● Exercise: Transcribe the data in full and exactly, omitting any pictures.

A block of data:
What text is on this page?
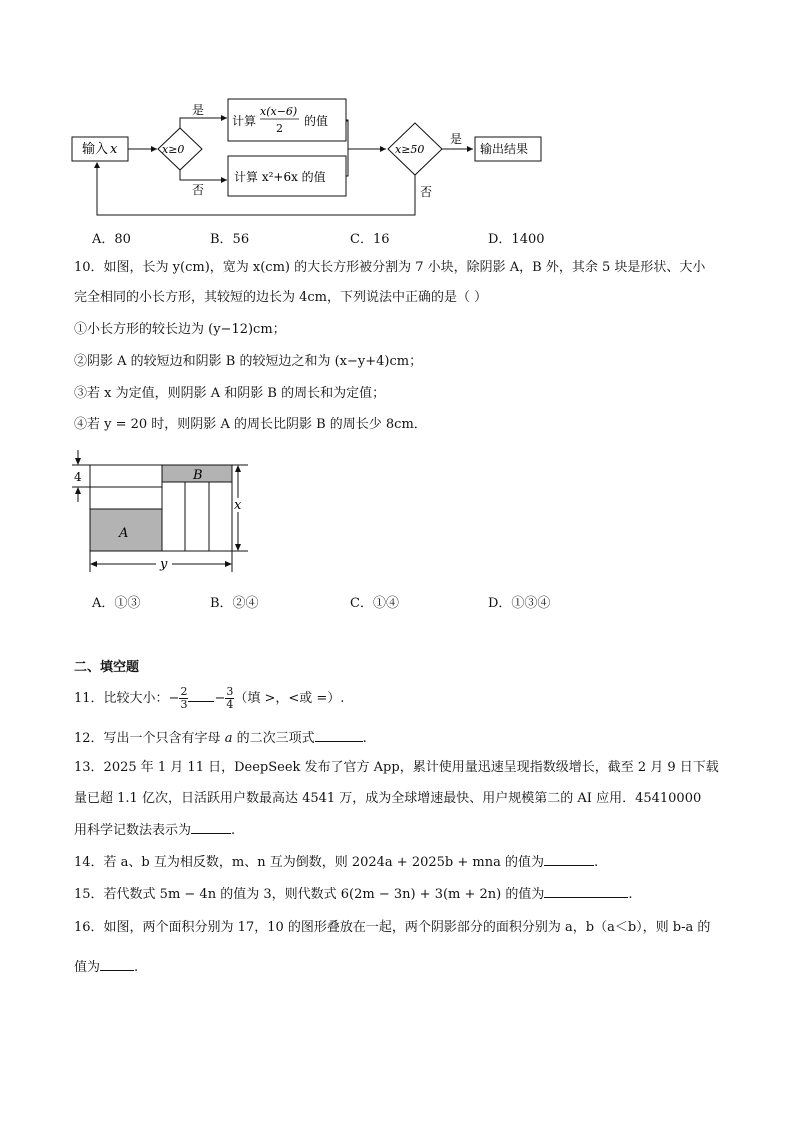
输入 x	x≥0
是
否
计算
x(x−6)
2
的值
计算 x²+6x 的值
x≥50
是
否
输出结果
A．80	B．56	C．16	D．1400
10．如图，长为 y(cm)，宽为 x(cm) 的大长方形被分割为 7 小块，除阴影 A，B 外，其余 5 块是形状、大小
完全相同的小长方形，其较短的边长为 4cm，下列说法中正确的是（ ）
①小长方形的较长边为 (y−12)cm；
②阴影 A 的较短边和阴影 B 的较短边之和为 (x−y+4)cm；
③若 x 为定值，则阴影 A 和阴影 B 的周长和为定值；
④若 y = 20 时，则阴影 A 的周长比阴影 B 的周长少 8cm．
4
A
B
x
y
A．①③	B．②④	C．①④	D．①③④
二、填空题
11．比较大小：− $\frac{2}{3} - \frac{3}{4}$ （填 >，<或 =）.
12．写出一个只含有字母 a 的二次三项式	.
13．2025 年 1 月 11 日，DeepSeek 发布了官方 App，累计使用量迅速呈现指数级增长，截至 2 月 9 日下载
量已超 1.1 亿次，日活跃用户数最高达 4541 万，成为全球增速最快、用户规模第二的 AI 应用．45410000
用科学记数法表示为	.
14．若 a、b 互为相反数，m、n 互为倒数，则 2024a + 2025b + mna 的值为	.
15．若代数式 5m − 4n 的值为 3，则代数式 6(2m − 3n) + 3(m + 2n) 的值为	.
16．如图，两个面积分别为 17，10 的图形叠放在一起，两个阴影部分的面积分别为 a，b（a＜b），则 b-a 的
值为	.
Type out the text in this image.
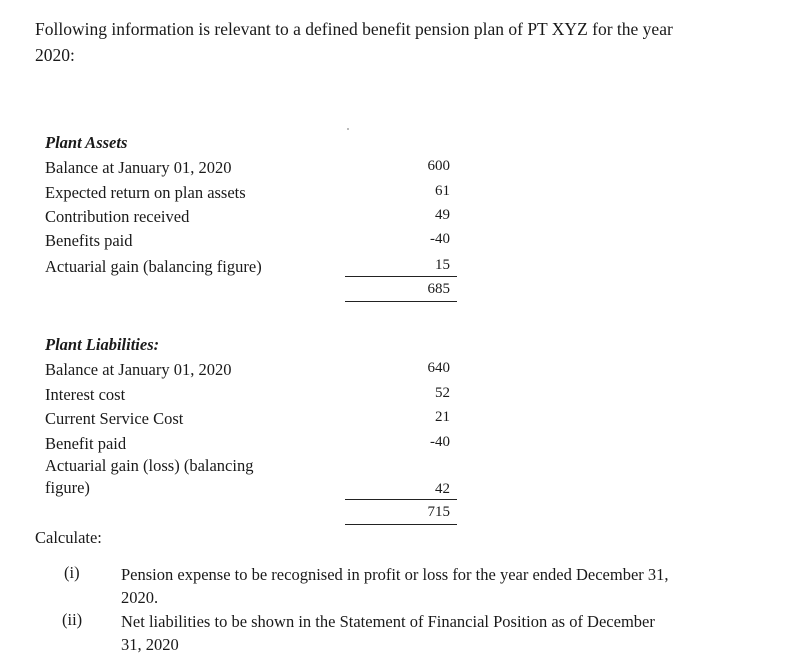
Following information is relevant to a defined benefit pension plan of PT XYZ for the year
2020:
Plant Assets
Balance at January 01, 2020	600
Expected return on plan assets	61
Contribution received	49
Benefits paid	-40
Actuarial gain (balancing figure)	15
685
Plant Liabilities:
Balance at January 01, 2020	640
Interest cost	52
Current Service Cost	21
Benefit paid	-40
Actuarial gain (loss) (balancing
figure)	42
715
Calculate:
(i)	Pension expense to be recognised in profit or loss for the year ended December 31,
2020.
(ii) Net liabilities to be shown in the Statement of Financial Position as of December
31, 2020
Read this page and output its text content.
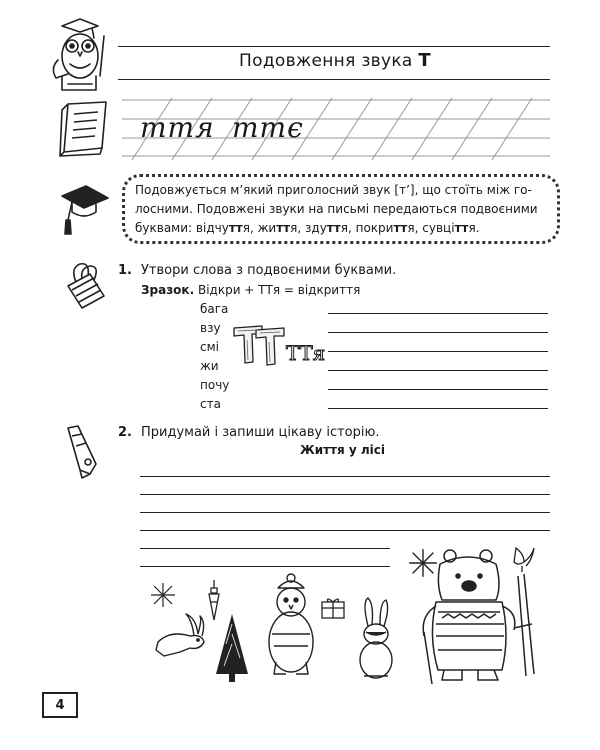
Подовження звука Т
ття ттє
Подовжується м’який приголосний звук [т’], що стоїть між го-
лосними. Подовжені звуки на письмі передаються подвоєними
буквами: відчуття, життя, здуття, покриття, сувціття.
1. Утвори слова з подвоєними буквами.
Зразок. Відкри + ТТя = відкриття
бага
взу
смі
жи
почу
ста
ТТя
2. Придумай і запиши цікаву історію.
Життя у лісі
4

● Written response:
What text is on this page?
输入 x	x≥0
是
否
计算
x(x−6)
2
的值
计算 x²+6x 的值
x≥50
是
否
输出结果
A．80	B．56	C．16	D．1400
10．如图，长为 y(cm)，宽为 x(cm) 的大长方形被分割为 7 小块，除阴影 A，B 外，其余 5 块是形状、大小
完全相同的小长方形，其较短的边长为 4cm，下列说法中正确的是（ ）
①小长方形的较长边为 (y−12)cm；
②阴影 A 的较短边和阴影 B 的较短边之和为 (x−y+4)cm；
③若 x 为定值，则阴影 A 和阴影 B 的周长和为定值；
④若 y = 20 时，则阴影 A 的周长比阴影 B 的周长少 8cm．
4
A
B
x
y
A．①③	B．②④	C．①④	D．①③④
二、填空题
11．比较大小：− $\frac{2}{3} - \frac{3}{4}$ （填 >，<或 =）.
12．写出一个只含有字母 a 的二次三项式	.
13．2025 年 1 月 11 日，DeepSeek 发布了官方 App，累计使用量迅速呈现指数级增长，截至 2 月 9 日下载
量已超 1.1 亿次，日活跃用户数最高达 4541 万，成为全球增速最快、用户规模第二的 AI 应用．45410000
用科学记数法表示为	.
14．若 a、b 互为相反数，m、n 互为倒数，则 2024a + 2025b + mna 的值为	.
15．若代数式 5m − 4n 的值为 3，则代数式 6(2m − 3n) + 3(m + 2n) 的值为	.
16．如图，两个面积分别为 17，10 的图形叠放在一起，两个阴影部分的面积分别为 a，b（a＜b），则 b-a 的
值为	.
Type out the text in this image.
Following information is relevant to a defined benefit pension plan of PT XYZ for the year
2020:
Plant Assets
Balance at January 01, 2020	600
Expected return on plan assets	61
Contribution received	49
Benefits paid	-40
Actuarial gain (balancing figure)	15
685
Plant Liabilities:
Balance at January 01, 2020	640
Interest cost	52
Current Service Cost	21
Benefit paid	-40
Actuarial gain (loss) (balancing
figure)	42
715
Calculate:
(i)	Pension expense to be recognised in profit or loss for the year ended December 31,
2020.
(ii) Net liabilities to be shown in the Statement of Financial Position as of December
31, 2020
Read this page and output its text content.
Подовження звука Т
ття ттє
Подовжується м’який приголосний звук [т’], що стоїть між го-
лосними. Подовжені звуки на письмі передаються подвоєними
буквами: відчуття, життя, здуття, покриття, сувціття.
1. Утвори слова з подвоєними буквами.
Зразок. Відкри + ТТя = відкриття
бага
взу
смі
жи
почу
ста
ТТя
2. Придумай і запиши цікаву історію.
Життя у лісі
4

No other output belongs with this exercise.